-- Data entries for graphics --
+===+

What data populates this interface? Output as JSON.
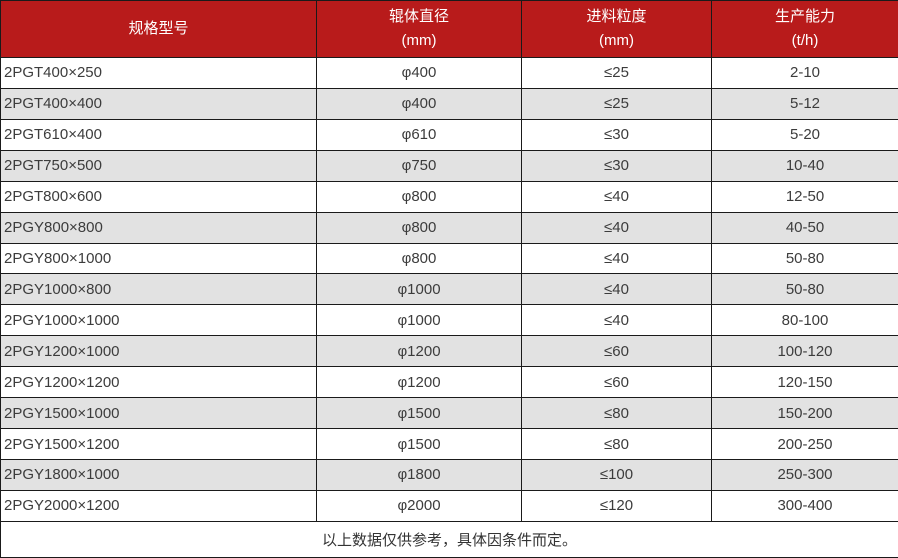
{
  "chart_data": {
    "type": "table",
    "title": "",
    "columns": [
      {
        "label": "规格型号",
        "unit": ""
      },
      {
        "label": "辊体直径",
        "unit": "(mm)"
      },
      {
        "label": "进料粒度",
        "unit": "(mm)"
      },
      {
        "label": "生产能力",
        "unit": "(t/h)"
      }
    ],
    "rows": [
      {
        "model": "2PGT400×250",
        "roller_diameter": "φ400",
        "feed_size": "≤25",
        "capacity": "2-10"
      },
      {
        "model": "2PGT400×400",
        "roller_diameter": "φ400",
        "feed_size": "≤25",
        "capacity": "5-12"
      },
      {
        "model": "2PGT610×400",
        "roller_diameter": "φ610",
        "feed_size": "≤30",
        "capacity": "5-20"
      },
      {
        "model": "2PGT750×500",
        "roller_diameter": "φ750",
        "feed_size": "≤30",
        "capacity": "10-40"
      },
      {
        "model": "2PGT800×600",
        "roller_diameter": "φ800",
        "feed_size": "≤40",
        "capacity": "12-50"
      },
      {
        "model": "2PGY800×800",
        "roller_diameter": "φ800",
        "feed_size": "≤40",
        "capacity": "40-50"
      },
      {
        "model": "2PGY800×1000",
        "roller_diameter": "φ800",
        "feed_size": "≤40",
        "capacity": "50-80"
      },
      {
        "model": "2PGY1000×800",
        "roller_diameter": "φ1000",
        "feed_size": "≤40",
        "capacity": "50-80"
      },
      {
        "model": "2PGY1000×1000",
        "roller_diameter": "φ1000",
        "feed_size": "≤40",
        "capacity": "80-100"
      },
      {
        "model": "2PGY1200×1000",
        "roller_diameter": "φ1200",
        "feed_size": "≤60",
        "capacity": "100-120"
      },
      {
        "model": "2PGY1200×1200",
        "roller_diameter": "φ1200",
        "feed_size": "≤60",
        "capacity": "120-150"
      },
      {
        "model": "2PGY1500×1000",
        "roller_diameter": "φ1500",
        "feed_size": "≤80",
        "capacity": "150-200"
      },
      {
        "model": "2PGY1500×1200",
        "roller_diameter": "φ1500",
        "feed_size": "≤80",
        "capacity": "200-250"
      },
      {
        "model": "2PGY1800×1000",
        "roller_diameter": "φ1800",
        "feed_size": "≤100",
        "capacity": "250-300"
      },
      {
        "model": "2PGY2000×1200",
        "roller_diameter": "φ2000",
        "feed_size": "≤120",
        "capacity": "300-400"
      }
    ],
    "footnote": "以上数据仅供参考，具体因条件而定。"
  },
  "colors": {
    "header_bg": "#b81b1b",
    "header_text": "#ffffff",
    "row_alt_bg": "#e2e2e2",
    "border": "#1a1a1a",
    "body_text": "#3c3c3c"
  }
}
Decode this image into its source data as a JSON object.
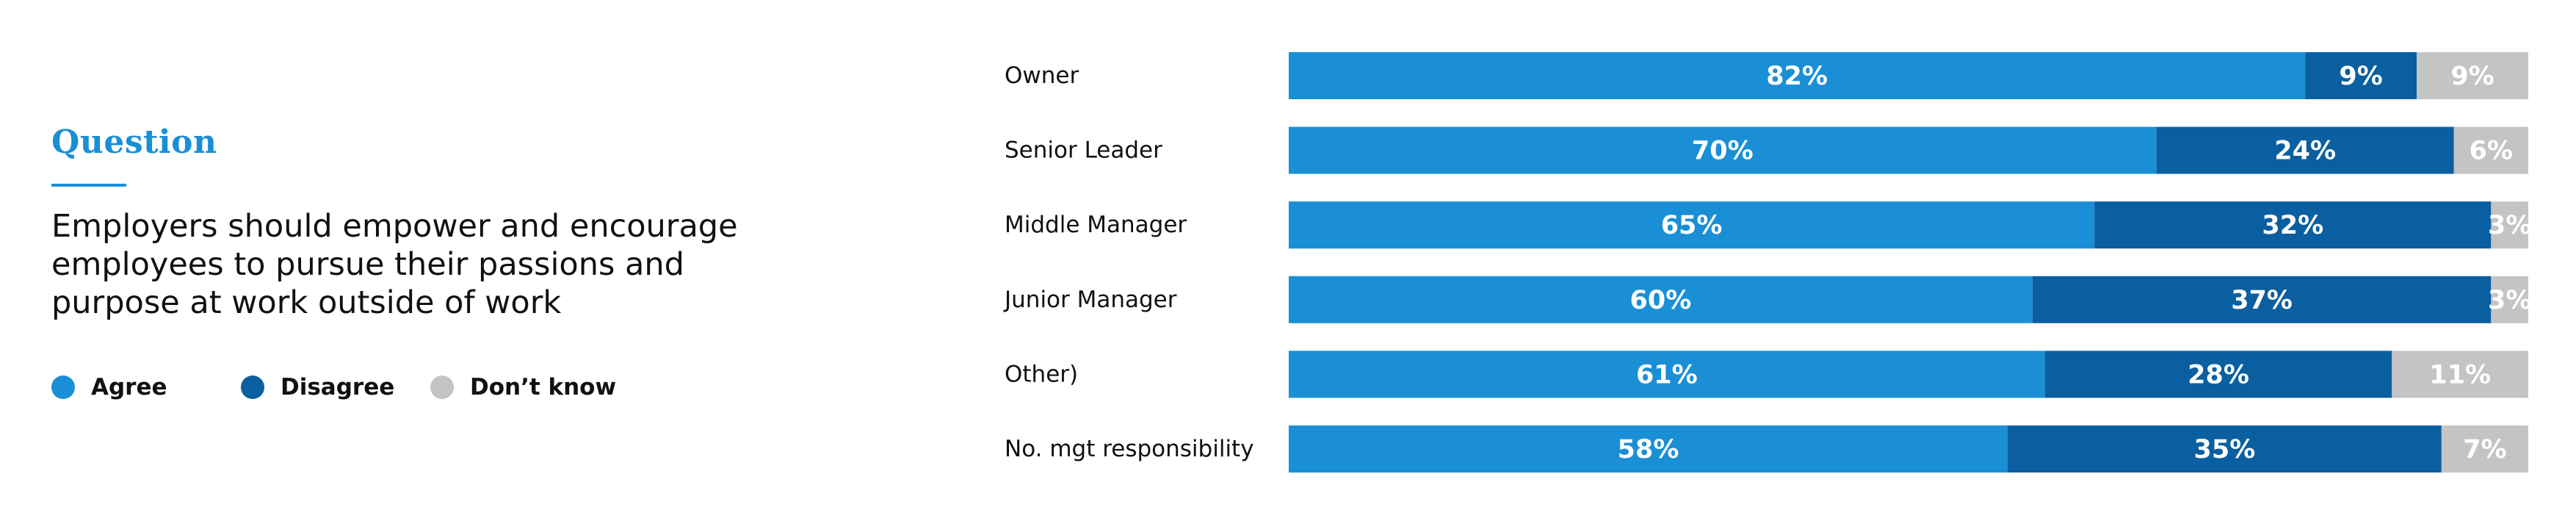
{
  "question": {
    "heading": "Question",
    "text": "Employers should empower and encourage employees to pursue their passions and purpose at work outside of work"
  },
  "legend": [
    {
      "label": "Agree",
      "color": "#1a8fd6"
    },
    {
      "label": "Disagree",
      "color": "#0a5fa0"
    },
    {
      "label": "Don’t know",
      "color": "#c4c4c4"
    }
  ],
  "chart_data": {
    "type": "bar",
    "orientation": "horizontal",
    "stacked": true,
    "value_suffix": "%",
    "categories": [
      "Owner",
      "Senior Leader",
      "Middle Manager",
      "Junior Manager",
      "Other)",
      "No. mgt responsibility"
    ],
    "series": [
      {
        "name": "Agree",
        "color": "#1a8fd6",
        "values": [
          82,
          70,
          65,
          60,
          61,
          58
        ]
      },
      {
        "name": "Disagree",
        "color": "#0a5fa0",
        "values": [
          9,
          24,
          32,
          37,
          28,
          35
        ]
      },
      {
        "name": "Don’t know",
        "color": "#c4c4c4",
        "values": [
          9,
          6,
          3,
          3,
          11,
          7
        ]
      }
    ],
    "legend_position": "left",
    "grid": false
  }
}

+===+

-- YOUR GOAL --
Beginning with the line that holds "Decode this image" and ending with the last line of the material above, extract every line exactly, pictures excluded.

-- PROBLEM SOLUTION --
Decode this image into its source data as a JSON object.
{
  "question": {
    "heading": "Question",
    "text": "Employers should empower and encourage employees to pursue their passions and purpose at work outside of work"
  },
  "legend": [
    {
      "label": "Agree",
      "color": "#1a8fd6"
    },
    {
      "label": "Disagree",
      "color": "#0a5fa0"
    },
    {
      "label": "Don’t know",
      "color": "#c4c4c4"
    }
  ],
  "chart_data": {
    "type": "bar",
    "orientation": "horizontal",
    "stacked": true,
    "value_suffix": "%",
    "categories": [
      "Owner",
      "Senior Leader",
      "Middle Manager",
      "Junior Manager",
      "Other)",
      "No. mgt responsibility"
    ],
    "series": [
      {
        "name": "Agree",
        "color": "#1a8fd6",
        "values": [
          82,
          70,
          65,
          60,
          61,
          58
        ]
      },
      {
        "name": "Disagree",
        "color": "#0a5fa0",
        "values": [
          9,
          24,
          32,
          37,
          28,
          35
        ]
      },
      {
        "name": "Don’t know",
        "color": "#c4c4c4",
        "values": [
          9,
          6,
          3,
          3,
          11,
          7
        ]
      }
    ],
    "legend_position": "left",
    "grid": false
  }
}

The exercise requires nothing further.